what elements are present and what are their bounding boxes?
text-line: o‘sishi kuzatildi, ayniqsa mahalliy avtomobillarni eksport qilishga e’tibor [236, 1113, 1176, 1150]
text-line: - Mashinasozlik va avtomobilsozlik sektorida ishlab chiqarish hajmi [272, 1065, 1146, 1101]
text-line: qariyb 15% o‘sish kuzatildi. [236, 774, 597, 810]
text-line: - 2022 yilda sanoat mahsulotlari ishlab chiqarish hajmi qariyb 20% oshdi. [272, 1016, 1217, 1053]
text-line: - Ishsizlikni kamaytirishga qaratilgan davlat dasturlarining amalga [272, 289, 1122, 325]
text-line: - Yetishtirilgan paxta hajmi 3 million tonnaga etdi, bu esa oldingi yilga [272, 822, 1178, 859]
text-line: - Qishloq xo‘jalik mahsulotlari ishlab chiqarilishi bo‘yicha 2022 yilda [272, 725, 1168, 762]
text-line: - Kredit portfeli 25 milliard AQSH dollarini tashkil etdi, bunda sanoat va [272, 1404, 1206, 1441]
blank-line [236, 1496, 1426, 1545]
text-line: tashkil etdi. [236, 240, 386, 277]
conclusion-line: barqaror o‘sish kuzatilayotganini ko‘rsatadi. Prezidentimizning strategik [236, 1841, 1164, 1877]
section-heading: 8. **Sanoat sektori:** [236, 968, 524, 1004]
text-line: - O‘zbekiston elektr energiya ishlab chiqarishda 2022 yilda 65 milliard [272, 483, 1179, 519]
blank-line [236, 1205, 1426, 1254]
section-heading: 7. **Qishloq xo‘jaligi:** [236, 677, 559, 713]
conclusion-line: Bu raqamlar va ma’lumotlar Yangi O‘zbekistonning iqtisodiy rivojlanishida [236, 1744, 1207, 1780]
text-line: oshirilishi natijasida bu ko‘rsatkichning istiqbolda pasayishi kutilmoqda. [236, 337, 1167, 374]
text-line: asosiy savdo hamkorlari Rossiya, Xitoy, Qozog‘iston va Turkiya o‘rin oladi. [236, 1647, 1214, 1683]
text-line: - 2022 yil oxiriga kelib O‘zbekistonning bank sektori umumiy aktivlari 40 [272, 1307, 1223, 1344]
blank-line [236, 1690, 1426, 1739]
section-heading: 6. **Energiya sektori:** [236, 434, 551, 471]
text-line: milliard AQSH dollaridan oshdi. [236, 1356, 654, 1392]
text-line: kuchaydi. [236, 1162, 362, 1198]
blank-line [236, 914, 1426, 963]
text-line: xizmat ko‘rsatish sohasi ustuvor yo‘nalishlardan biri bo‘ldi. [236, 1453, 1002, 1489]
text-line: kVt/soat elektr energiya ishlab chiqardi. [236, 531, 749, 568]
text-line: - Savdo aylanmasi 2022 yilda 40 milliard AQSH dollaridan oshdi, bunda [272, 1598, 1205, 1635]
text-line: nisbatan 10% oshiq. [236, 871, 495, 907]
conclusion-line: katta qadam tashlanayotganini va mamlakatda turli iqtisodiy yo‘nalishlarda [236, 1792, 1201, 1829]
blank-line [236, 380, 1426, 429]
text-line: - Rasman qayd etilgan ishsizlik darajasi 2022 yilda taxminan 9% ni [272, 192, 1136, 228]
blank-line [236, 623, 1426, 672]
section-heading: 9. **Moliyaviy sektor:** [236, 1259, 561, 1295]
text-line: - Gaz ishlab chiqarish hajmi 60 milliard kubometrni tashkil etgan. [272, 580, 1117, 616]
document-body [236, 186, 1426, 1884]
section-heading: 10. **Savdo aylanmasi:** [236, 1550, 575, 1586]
★ ★ ★ ★
* _Exercise goal_:
Reproduce every one of the rows above verbatim, without altering any character.

* _Written solution_:
what elements are present and what are their bounding boxes?
text-line: o‘sishi kuzatildi, ayniqsa mahalliy avtomobillarni eksport qilishga e’tibor [236, 1113, 1176, 1150]
text-line: - Mashinasozlik va avtomobilsozlik sektorida ishlab chiqarish hajmi [272, 1065, 1146, 1101]
text-line: qariyb 15% o‘sish kuzatildi. [236, 774, 597, 810]
text-line: - 2022 yilda sanoat mahsulotlari ishlab chiqarish hajmi qariyb 20% oshdi. [272, 1016, 1217, 1053]
text-line: - Ishsizlikni kamaytirishga qaratilgan davlat dasturlarining amalga [272, 289, 1122, 325]
text-line: - Yetishtirilgan paxta hajmi 3 million tonnaga etdi, bu esa oldingi yilga [272, 822, 1178, 859]
text-line: - Qishloq xo‘jalik mahsulotlari ishlab chiqarilishi bo‘yicha 2022 yilda [272, 725, 1168, 762]
text-line: - Kredit portfeli 25 milliard AQSH dollarini tashkil etdi, bunda sanoat va [272, 1404, 1206, 1441]
blank-line [236, 1496, 1426, 1545]
text-line: tashkil etdi. [236, 240, 386, 277]
conclusion-line: barqaror o‘sish kuzatilayotganini ko‘rsatadi. Prezidentimizning strategik [236, 1841, 1164, 1877]
section-heading: 8. **Sanoat sektori:** [236, 968, 524, 1004]
text-line: - O‘zbekiston elektr energiya ishlab chiqarishda 2022 yilda 65 milliard [272, 483, 1179, 519]
blank-line [236, 1205, 1426, 1254]
section-heading: 7. **Qishloq xo‘jaligi:** [236, 677, 559, 713]
conclusion-line: Bu raqamlar va ma’lumotlar Yangi O‘zbekistonning iqtisodiy rivojlanishida [236, 1744, 1207, 1780]
text-line: oshirilishi natijasida bu ko‘rsatkichning istiqbolda pasayishi kutilmoqda. [236, 337, 1167, 374]
text-line: asosiy savdo hamkorlari Rossiya, Xitoy, Qozog‘iston va Turkiya o‘rin oladi. [236, 1647, 1214, 1683]
text-line: - 2022 yil oxiriga kelib O‘zbekistonning bank sektori umumiy aktivlari 40 [272, 1307, 1223, 1344]
blank-line [236, 1690, 1426, 1739]
section-heading: 6. **Energiya sektori:** [236, 434, 551, 471]
text-line: milliard AQSH dollaridan oshdi. [236, 1356, 654, 1392]
text-line: kuchaydi. [236, 1162, 362, 1198]
blank-line [236, 914, 1426, 963]
text-line: xizmat ko‘rsatish sohasi ustuvor yo‘nalishlardan biri bo‘ldi. [236, 1453, 1002, 1489]
text-line: kVt/soat elektr energiya ishlab chiqardi. [236, 531, 749, 568]
text-line: - Savdo aylanmasi 2022 yilda 40 milliard AQSH dollaridan oshdi, bunda [272, 1598, 1205, 1635]
text-line: nisbatan 10% oshiq. [236, 871, 495, 907]
conclusion-line: katta qadam tashlanayotganini va mamlakatda turli iqtisodiy yo‘nalishlarda [236, 1792, 1201, 1829]
blank-line [236, 380, 1426, 429]
text-line: - Rasman qayd etilgan ishsizlik darajasi 2022 yilda taxminan 9% ni [272, 192, 1136, 228]
blank-line [236, 623, 1426, 672]
section-heading: 9. **Moliyaviy sektor:** [236, 1259, 561, 1295]
text-line: - Gaz ishlab chiqarish hajmi 60 milliard kubometrni tashkil etgan. [272, 580, 1117, 616]
document-body [236, 186, 1426, 1884]
section-heading: 10. **Savdo aylanmasi:** [236, 1550, 575, 1586]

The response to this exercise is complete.